**Task details**
Extract all of the entries and set them down verbatim.

**Records for processing**
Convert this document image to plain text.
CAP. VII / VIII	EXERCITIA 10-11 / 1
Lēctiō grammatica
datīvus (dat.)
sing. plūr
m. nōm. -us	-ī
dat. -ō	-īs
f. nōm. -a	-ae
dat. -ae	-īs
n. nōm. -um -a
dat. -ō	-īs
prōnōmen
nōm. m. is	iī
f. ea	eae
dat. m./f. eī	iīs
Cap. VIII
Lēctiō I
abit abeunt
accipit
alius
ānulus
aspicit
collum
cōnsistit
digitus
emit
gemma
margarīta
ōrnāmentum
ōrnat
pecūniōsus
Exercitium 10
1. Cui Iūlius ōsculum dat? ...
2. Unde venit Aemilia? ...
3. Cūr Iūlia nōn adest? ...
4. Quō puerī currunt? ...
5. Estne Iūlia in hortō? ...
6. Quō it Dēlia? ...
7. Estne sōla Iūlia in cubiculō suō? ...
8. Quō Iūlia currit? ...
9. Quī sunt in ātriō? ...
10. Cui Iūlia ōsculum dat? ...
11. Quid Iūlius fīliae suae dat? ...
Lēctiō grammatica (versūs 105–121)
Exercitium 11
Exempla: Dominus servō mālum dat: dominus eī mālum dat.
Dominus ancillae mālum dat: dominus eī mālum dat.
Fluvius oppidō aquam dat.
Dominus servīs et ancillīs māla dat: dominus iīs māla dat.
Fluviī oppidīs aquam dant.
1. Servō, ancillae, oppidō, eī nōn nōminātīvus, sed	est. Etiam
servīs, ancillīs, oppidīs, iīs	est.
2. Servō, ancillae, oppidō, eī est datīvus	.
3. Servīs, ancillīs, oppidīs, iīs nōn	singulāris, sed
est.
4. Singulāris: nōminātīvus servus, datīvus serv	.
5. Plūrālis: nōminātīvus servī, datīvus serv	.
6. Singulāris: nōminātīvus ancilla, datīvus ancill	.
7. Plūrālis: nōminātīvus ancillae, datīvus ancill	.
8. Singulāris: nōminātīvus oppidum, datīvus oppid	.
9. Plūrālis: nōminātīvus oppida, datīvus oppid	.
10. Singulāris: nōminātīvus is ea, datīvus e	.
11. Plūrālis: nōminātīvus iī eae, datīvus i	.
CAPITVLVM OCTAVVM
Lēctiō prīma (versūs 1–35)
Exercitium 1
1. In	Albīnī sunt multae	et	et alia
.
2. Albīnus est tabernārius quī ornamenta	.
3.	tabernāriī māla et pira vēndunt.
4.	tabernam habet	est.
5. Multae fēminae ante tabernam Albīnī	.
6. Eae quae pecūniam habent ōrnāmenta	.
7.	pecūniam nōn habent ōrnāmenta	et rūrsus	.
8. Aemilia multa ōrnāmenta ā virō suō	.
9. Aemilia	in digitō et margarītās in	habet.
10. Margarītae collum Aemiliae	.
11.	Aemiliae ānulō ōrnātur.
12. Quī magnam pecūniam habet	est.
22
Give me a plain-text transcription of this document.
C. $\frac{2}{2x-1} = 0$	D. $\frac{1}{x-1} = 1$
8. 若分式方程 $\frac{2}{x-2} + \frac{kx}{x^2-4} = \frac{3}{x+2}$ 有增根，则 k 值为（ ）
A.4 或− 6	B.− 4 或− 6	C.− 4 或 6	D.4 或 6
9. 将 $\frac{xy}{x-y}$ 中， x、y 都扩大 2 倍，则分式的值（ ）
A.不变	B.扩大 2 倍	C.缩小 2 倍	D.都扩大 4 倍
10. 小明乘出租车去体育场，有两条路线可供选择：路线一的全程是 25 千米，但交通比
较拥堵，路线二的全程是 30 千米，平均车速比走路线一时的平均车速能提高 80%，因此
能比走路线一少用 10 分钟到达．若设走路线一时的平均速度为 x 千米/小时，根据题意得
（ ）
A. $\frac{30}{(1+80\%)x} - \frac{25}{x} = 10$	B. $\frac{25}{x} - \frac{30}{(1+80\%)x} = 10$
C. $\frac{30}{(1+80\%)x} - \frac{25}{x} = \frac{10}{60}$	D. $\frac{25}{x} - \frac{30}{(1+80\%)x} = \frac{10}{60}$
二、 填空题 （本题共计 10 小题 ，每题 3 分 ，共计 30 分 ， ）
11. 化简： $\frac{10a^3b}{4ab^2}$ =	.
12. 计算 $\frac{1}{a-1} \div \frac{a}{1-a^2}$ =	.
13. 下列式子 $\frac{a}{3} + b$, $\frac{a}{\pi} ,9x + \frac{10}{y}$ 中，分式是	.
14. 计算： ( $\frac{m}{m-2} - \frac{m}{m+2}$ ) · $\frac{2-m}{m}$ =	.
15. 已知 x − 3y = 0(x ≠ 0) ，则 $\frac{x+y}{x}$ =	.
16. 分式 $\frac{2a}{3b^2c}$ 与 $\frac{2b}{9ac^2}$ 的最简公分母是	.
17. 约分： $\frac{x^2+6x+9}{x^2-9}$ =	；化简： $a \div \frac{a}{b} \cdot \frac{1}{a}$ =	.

**Finished answer**
Convert this document image to plain text.
CAP. VII / VIII	EXERCITIA 10-11 / 1
Lēctiō grammatica
datīvus (dat.)
sing. plūr
m. nōm. -us	-ī
dat. -ō	-īs
f. nōm. -a	-ae
dat. -ae	-īs
n. nōm. -um -a
dat. -ō	-īs
prōnōmen
nōm. m. is	iī
f. ea	eae
dat. m./f. eī	iīs
Cap. VIII
Lēctiō I
abit abeunt
accipit
alius
ānulus
aspicit
collum
cōnsistit
digitus
emit
gemma
margarīta
ōrnāmentum
ōrnat
pecūniōsus
Exercitium 10
1. Cui Iūlius ōsculum dat? ...
2. Unde venit Aemilia? ...
3. Cūr Iūlia nōn adest? ...
4. Quō puerī currunt? ...
5. Estne Iūlia in hortō? ...
6. Quō it Dēlia? ...
7. Estne sōla Iūlia in cubiculō suō? ...
8. Quō Iūlia currit? ...
9. Quī sunt in ātriō? ...
10. Cui Iūlia ōsculum dat? ...
11. Quid Iūlius fīliae suae dat? ...
Lēctiō grammatica (versūs 105–121)
Exercitium 11
Exempla: Dominus servō mālum dat: dominus eī mālum dat.
Dominus ancillae mālum dat: dominus eī mālum dat.
Fluvius oppidō aquam dat.
Dominus servīs et ancillīs māla dat: dominus iīs māla dat.
Fluviī oppidīs aquam dant.
1. Servō, ancillae, oppidō, eī nōn nōminātīvus, sed	est. Etiam
servīs, ancillīs, oppidīs, iīs	est.
2. Servō, ancillae, oppidō, eī est datīvus	.
3. Servīs, ancillīs, oppidīs, iīs nōn	singulāris, sed
est.
4. Singulāris: nōminātīvus servus, datīvus serv	.
5. Plūrālis: nōminātīvus servī, datīvus serv	.
6. Singulāris: nōminātīvus ancilla, datīvus ancill	.
7. Plūrālis: nōminātīvus ancillae, datīvus ancill	.
8. Singulāris: nōminātīvus oppidum, datīvus oppid	.
9. Plūrālis: nōminātīvus oppida, datīvus oppid	.
10. Singulāris: nōminātīvus is ea, datīvus e	.
11. Plūrālis: nōminātīvus iī eae, datīvus i	.
CAPITVLVM OCTAVVM
Lēctiō prīma (versūs 1–35)
Exercitium 1
1. In	Albīnī sunt multae	et	et alia
.
2. Albīnus est tabernārius quī ornamenta	.
3.	tabernāriī māla et pira vēndunt.
4.	tabernam habet	est.
5. Multae fēminae ante tabernam Albīnī	.
6. Eae quae pecūniam habent ōrnāmenta	.
7.	pecūniam nōn habent ōrnāmenta	et rūrsus	.
8. Aemilia multa ōrnāmenta ā virō suō	.
9. Aemilia	in digitō et margarītās in	habet.
10. Margarītae collum Aemiliae	.
11.	Aemiliae ānulō ōrnātur.
12. Quī magnam pecūniam habet	est.
22
Give me a plain-text transcription of this document.
C. $\frac{2}{2x-1} = 0$	D. $\frac{1}{x-1} = 1$
8. 若分式方程 $\frac{2}{x-2} + \frac{kx}{x^2-4} = \frac{3}{x+2}$ 有增根，则 k 值为（ ）
A.4 或− 6	B.− 4 或− 6	C.− 4 或 6	D.4 或 6
9. 将 $\frac{xy}{x-y}$ 中， x、y 都扩大 2 倍，则分式的值（ ）
A.不变	B.扩大 2 倍	C.缩小 2 倍	D.都扩大 4 倍
10. 小明乘出租车去体育场，有两条路线可供选择：路线一的全程是 25 千米，但交通比
较拥堵，路线二的全程是 30 千米，平均车速比走路线一时的平均车速能提高 80%，因此
能比走路线一少用 10 分钟到达．若设走路线一时的平均速度为 x 千米/小时，根据题意得
（ ）
A. $\frac{30}{(1+80\%)x} - \frac{25}{x} = 10$	B. $\frac{25}{x} - \frac{30}{(1+80\%)x} = 10$
C. $\frac{30}{(1+80\%)x} - \frac{25}{x} = \frac{10}{60}$	D. $\frac{25}{x} - \frac{30}{(1+80\%)x} = \frac{10}{60}$
二、 填空题 （本题共计 10 小题 ，每题 3 分 ，共计 30 分 ， ）
11. 化简： $\frac{10a^3b}{4ab^2}$ =	.
12. 计算 $\frac{1}{a-1} \div \frac{a}{1-a^2}$ =	.
13. 下列式子 $\frac{a}{3} + b$, $\frac{a}{\pi} ,9x + \frac{10}{y}$ 中，分式是	.
14. 计算： ( $\frac{m}{m-2} - \frac{m}{m+2}$ ) · $\frac{2-m}{m}$ =	.
15. 已知 x − 3y = 0(x ≠ 0) ，则 $\frac{x+y}{x}$ =	.
16. 分式 $\frac{2a}{3b^2c}$ 与 $\frac{2b}{9ac^2}$ 的最简公分母是	.
17. 约分： $\frac{x^2+6x+9}{x^2-9}$ =	；化简： $a \div \frac{a}{b} \cdot \frac{1}{a}$ =	.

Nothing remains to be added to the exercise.